Work instructions: Leaving out all pictures, transcribe exactly the lines between the line with "Output a JSON" and the last line of the records below, both included.

Stored records:
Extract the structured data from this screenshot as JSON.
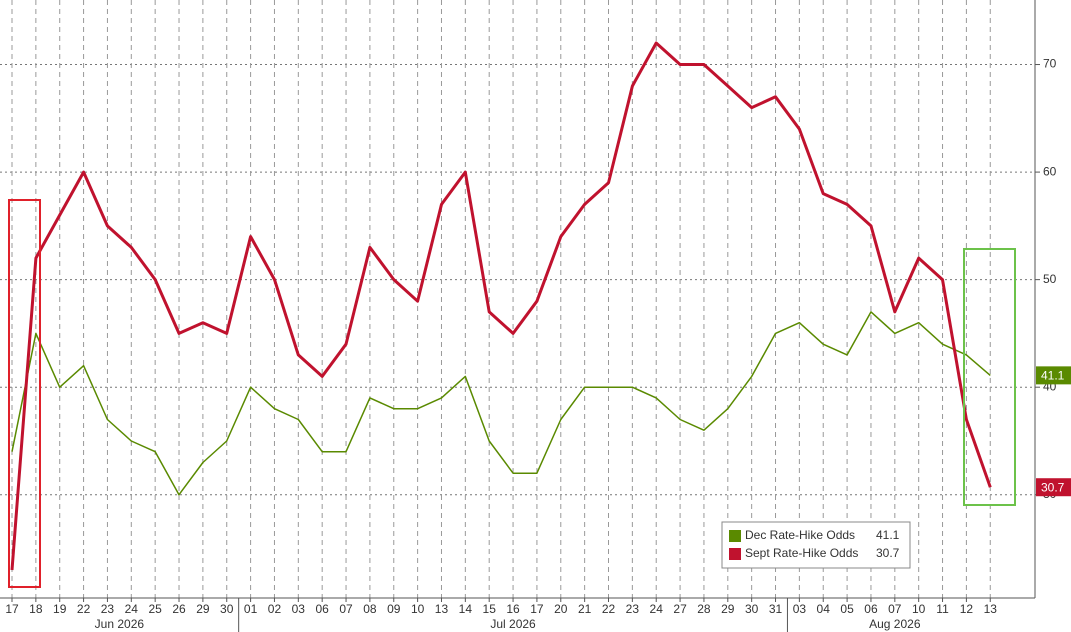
{
  "chart_data": {
    "type": "line",
    "x": [
      "17",
      "18",
      "19",
      "22",
      "23",
      "24",
      "25",
      "26",
      "29",
      "30",
      "01",
      "02",
      "03",
      "06",
      "07",
      "08",
      "09",
      "10",
      "13",
      "14",
      "15",
      "16",
      "17",
      "20",
      "21",
      "22",
      "23",
      "24",
      "27",
      "28",
      "29",
      "30",
      "31",
      "03",
      "04",
      "05",
      "06",
      "07",
      "10",
      "11",
      "12",
      "13"
    ],
    "month_labels": [
      "Jun 2026",
      "Jul 2026",
      "Aug 2026"
    ],
    "series": [
      {
        "name": "Dec Rate-Hike Odds",
        "color": "#5a8a00",
        "values": [
          34,
          45,
          40,
          42,
          37,
          35,
          34,
          30,
          33,
          35,
          40,
          38,
          37,
          34,
          34,
          39,
          38,
          38,
          39,
          41,
          35,
          32,
          32,
          37,
          40,
          40,
          40,
          39,
          37,
          36,
          38,
          41,
          45,
          46,
          44,
          43,
          47,
          45,
          46,
          44,
          43,
          41.1
        ]
      },
      {
        "name": "Sept Rate-Hike Odds",
        "color": "#c0122e",
        "values": [
          23,
          52,
          56,
          60,
          55,
          53,
          50,
          45,
          46,
          45,
          54,
          50,
          43,
          41,
          44,
          53,
          50,
          48,
          57,
          60,
          47,
          45,
          48,
          54,
          57,
          59,
          68,
          72,
          70,
          70,
          68,
          66,
          67,
          64,
          58,
          57,
          55,
          47,
          52,
          50,
          37,
          30.7
        ]
      }
    ],
    "ylim": [
      20.4,
      76
    ],
    "yticks": [
      30,
      40,
      50,
      60,
      70
    ],
    "grid": true,
    "legend": "bottom-right"
  }
}
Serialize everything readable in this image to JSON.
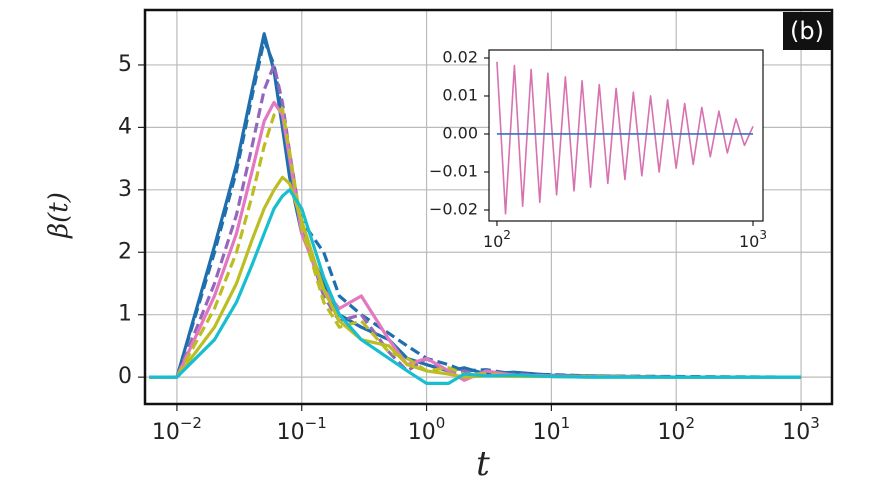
{
  "chart_data": [
    {
      "type": "line",
      "xscale": "log",
      "grid": true,
      "xlabel": "t",
      "ylabel": "β(t)",
      "annotation": "(b)",
      "xlim": [
        0.00555,
        1770
      ],
      "ylim": [
        -0.43,
        5.88
      ],
      "xticks": [
        {
          "value": 0.01,
          "label": "10",
          "exponent": "−2"
        },
        {
          "value": 0.1,
          "label": "10",
          "exponent": "−1"
        },
        {
          "value": 1,
          "label": "10",
          "exponent": "0"
        },
        {
          "value": 10,
          "label": "10",
          "exponent": "1"
        },
        {
          "value": 100,
          "label": "10",
          "exponent": "2"
        },
        {
          "value": 1000,
          "label": "10",
          "exponent": "3"
        }
      ],
      "yticks": [
        0,
        1,
        2,
        3,
        4,
        5
      ],
      "x": [
        0.006,
        0.01,
        0.02,
        0.03,
        0.04,
        0.05,
        0.06,
        0.07,
        0.08,
        0.1,
        0.15,
        0.2,
        0.3,
        0.5,
        0.7,
        1,
        1.5,
        2,
        3,
        5,
        10,
        20,
        100,
        1000
      ],
      "series": [
        {
          "color": "#1f6fae",
          "style": "solid",
          "values": [
            0,
            0,
            2.1,
            3.4,
            4.6,
            5.5,
            4.9,
            4.0,
            3.2,
            2.3,
            1.5,
            1.0,
            0.8,
            0.6,
            0.3,
            0.2,
            0.1,
            0.15,
            0.05,
            0.08,
            0.03,
            0.02,
            0,
            0
          ]
        },
        {
          "color": "#1f6fae",
          "style": "dashed",
          "values": [
            0,
            0,
            2.0,
            3.3,
            4.5,
            5.4,
            5.0,
            4.2,
            3.4,
            2.5,
            2.0,
            1.3,
            1.0,
            0.7,
            0.5,
            0.3,
            0.2,
            0.1,
            0.12,
            0.05,
            0.04,
            0.02,
            0.01,
            0
          ]
        },
        {
          "color": "#9467bd",
          "style": "dashed",
          "values": [
            0,
            0,
            1.5,
            2.6,
            3.7,
            4.6,
            5.0,
            4.4,
            3.6,
            2.4,
            1.3,
            0.9,
            1.0,
            0.4,
            0.1,
            0.3,
            0.05,
            0.1,
            0.02,
            0.05,
            0.02,
            0.01,
            0,
            0
          ]
        },
        {
          "color": "#e377c2",
          "style": "solid",
          "values": [
            0,
            0,
            1.3,
            2.3,
            3.3,
            4.1,
            4.4,
            4.2,
            3.5,
            2.3,
            1.4,
            1.1,
            1.3,
            0.6,
            0.2,
            0.3,
            0.1,
            -0.05,
            0.1,
            0.03,
            0.02,
            0.01,
            0,
            0
          ]
        },
        {
          "color": "#bcbd22",
          "style": "dashed",
          "values": [
            0,
            0,
            1.1,
            2.0,
            2.9,
            3.7,
            4.2,
            4.3,
            3.6,
            2.4,
            1.2,
            0.8,
            0.9,
            0.4,
            0.3,
            0.1,
            0.15,
            0.05,
            0.05,
            0.02,
            0.01,
            0.01,
            0,
            0
          ]
        },
        {
          "color": "#bcbd22",
          "style": "solid",
          "values": [
            0,
            0,
            0.8,
            1.5,
            2.2,
            2.7,
            3.0,
            3.2,
            3.1,
            2.5,
            1.4,
            0.9,
            0.6,
            0.5,
            0.2,
            0.1,
            0.05,
            0,
            0.02,
            0.01,
            0.01,
            0,
            0,
            0
          ]
        },
        {
          "color": "#17becf",
          "style": "solid",
          "values": [
            0,
            0,
            0.6,
            1.2,
            1.8,
            2.3,
            2.7,
            2.9,
            3.0,
            2.7,
            1.6,
            1.0,
            0.6,
            0.3,
            0.1,
            -0.1,
            -0.1,
            0.05,
            0.02,
            0.03,
            0.01,
            0,
            0,
            0
          ]
        }
      ]
    },
    {
      "type": "line",
      "xscale": "log",
      "grid": false,
      "xlim": [
        93.1,
        1094
      ],
      "ylim": [
        -0.0229,
        0.0221
      ],
      "xticks": [
        {
          "value": 100,
          "label": "10",
          "exponent": "2"
        },
        {
          "value": 1000,
          "label": "10",
          "exponent": "3"
        }
      ],
      "yticks": [
        {
          "value": 0.02,
          "label": "0.02"
        },
        {
          "value": 0.01,
          "label": "0.01"
        },
        {
          "value": 0,
          "label": "0.00"
        },
        {
          "value": -0.01,
          "label": "−0.01"
        },
        {
          "value": -0.02,
          "label": "−0.02"
        }
      ],
      "series": [
        {
          "color": "#d771b0",
          "style": "solid",
          "x": [
            100,
            108,
            117,
            126,
            136,
            147,
            158,
            171,
            185,
            200,
            215,
            232,
            251,
            271,
            292,
            316,
            341,
            368,
            398,
            430,
            464,
            501,
            541,
            584,
            631,
            681,
            736,
            794,
            858,
            926,
            1000
          ],
          "values": [
            0.019,
            -0.021,
            0.018,
            -0.019,
            0.017,
            -0.018,
            0.016,
            -0.016,
            0.015,
            -0.015,
            0.014,
            -0.014,
            0.013,
            -0.013,
            0.012,
            -0.012,
            0.011,
            -0.011,
            0.01,
            -0.01,
            0.009,
            -0.009,
            0.008,
            -0.008,
            0.007,
            -0.006,
            0.006,
            -0.005,
            0.004,
            -0.003,
            0.002
          ]
        },
        {
          "color": "#3b6fc0",
          "style": "solid",
          "x": [
            100,
            1000
          ],
          "values": [
            0,
            0
          ]
        }
      ]
    }
  ]
}
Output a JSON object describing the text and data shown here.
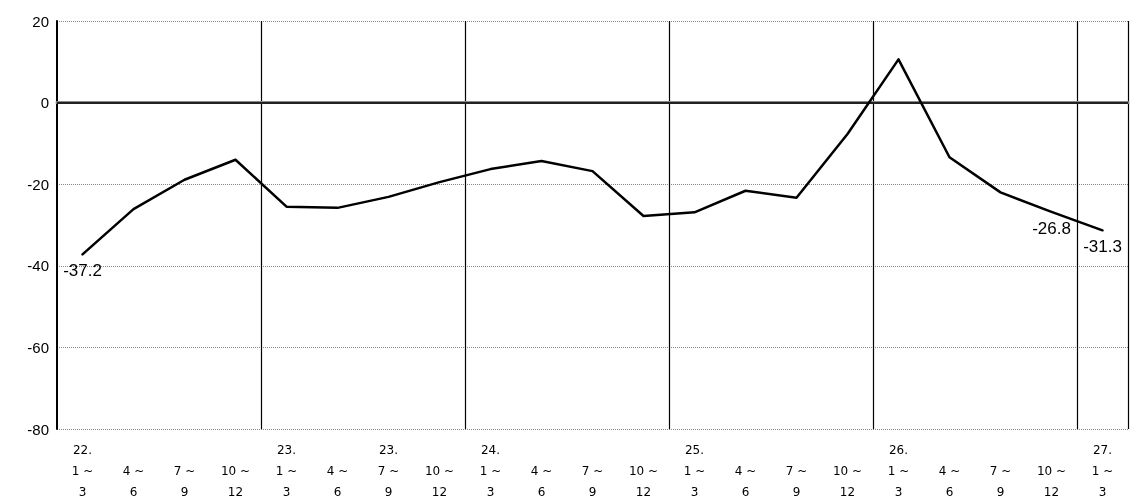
{
  "chart_data": {
    "type": "line",
    "categories": [
      "22.\n1 ~\n3",
      "4 ~\n6",
      "7 ~\n9",
      "10 ~\n12",
      "23.\n1 ~\n3",
      "4 ~\n6",
      "23.\n7 ~\n9",
      "10 ~\n12",
      "24.\n1 ~\n3",
      "4 ~\n6",
      "7 ~\n9",
      "10 ~\n12",
      "25.\n1 ~\n3",
      "4 ~\n6",
      "7 ~\n9",
      "10 ~\n12",
      "26.\n1 ~\n3",
      "4 ~\n6",
      "7 ~\n9",
      "10 ~\n12",
      "27.\n1 ~\n3"
    ],
    "series": [
      {
        "color": "#000000",
        "values": [
          -37.2,
          -26.1,
          -18.9,
          -14.0,
          -25.5,
          -25.8,
          -23.1,
          -19.5,
          -16.3,
          -14.3,
          -16.8,
          -27.8,
          -26.9,
          -21.6,
          -23.3,
          -7.7,
          10.6,
          -13.4,
          -22.0,
          -26.8,
          -31.3
        ],
        "value_labels": [
          "-37.2",
          null,
          null,
          null,
          null,
          null,
          null,
          null,
          null,
          null,
          null,
          null,
          null,
          null,
          null,
          null,
          null,
          null,
          null,
          "-26.8",
          "-31.3"
        ]
      }
    ],
    "ylim": [
      -80,
      20
    ],
    "yticks": [
      -80,
      -60,
      -40,
      -20,
      0,
      20
    ],
    "grid": true,
    "marker": "none",
    "line_style": "solid",
    "ref_lines": [
      {
        "axis": "y",
        "value": 0,
        "color": "#000000",
        "line_style": "solid"
      }
    ]
  }
}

The answer:
Output a JSON object describing the text and data shown here.
{
  "chart_data": {
    "type": "line",
    "categories": [
      "22.\n1 ~\n3",
      "4 ~\n6",
      "7 ~\n9",
      "10 ~\n12",
      "23.\n1 ~\n3",
      "4 ~\n6",
      "23.\n7 ~\n9",
      "10 ~\n12",
      "24.\n1 ~\n3",
      "4 ~\n6",
      "7 ~\n9",
      "10 ~\n12",
      "25.\n1 ~\n3",
      "4 ~\n6",
      "7 ~\n9",
      "10 ~\n12",
      "26.\n1 ~\n3",
      "4 ~\n6",
      "7 ~\n9",
      "10 ~\n12",
      "27.\n1 ~\n3"
    ],
    "series": [
      {
        "color": "#000000",
        "values": [
          -37.2,
          -26.1,
          -18.9,
          -14.0,
          -25.5,
          -25.8,
          -23.1,
          -19.5,
          -16.3,
          -14.3,
          -16.8,
          -27.8,
          -26.9,
          -21.6,
          -23.3,
          -7.7,
          10.6,
          -13.4,
          -22.0,
          -26.8,
          -31.3
        ],
        "value_labels": [
          "-37.2",
          null,
          null,
          null,
          null,
          null,
          null,
          null,
          null,
          null,
          null,
          null,
          null,
          null,
          null,
          null,
          null,
          null,
          null,
          "-26.8",
          "-31.3"
        ]
      }
    ],
    "ylim": [
      -80,
      20
    ],
    "yticks": [
      -80,
      -60,
      -40,
      -20,
      0,
      20
    ],
    "grid": true,
    "marker": "none",
    "line_style": "solid",
    "ref_lines": [
      {
        "axis": "y",
        "value": 0,
        "color": "#000000",
        "line_style": "solid"
      }
    ]
  }
}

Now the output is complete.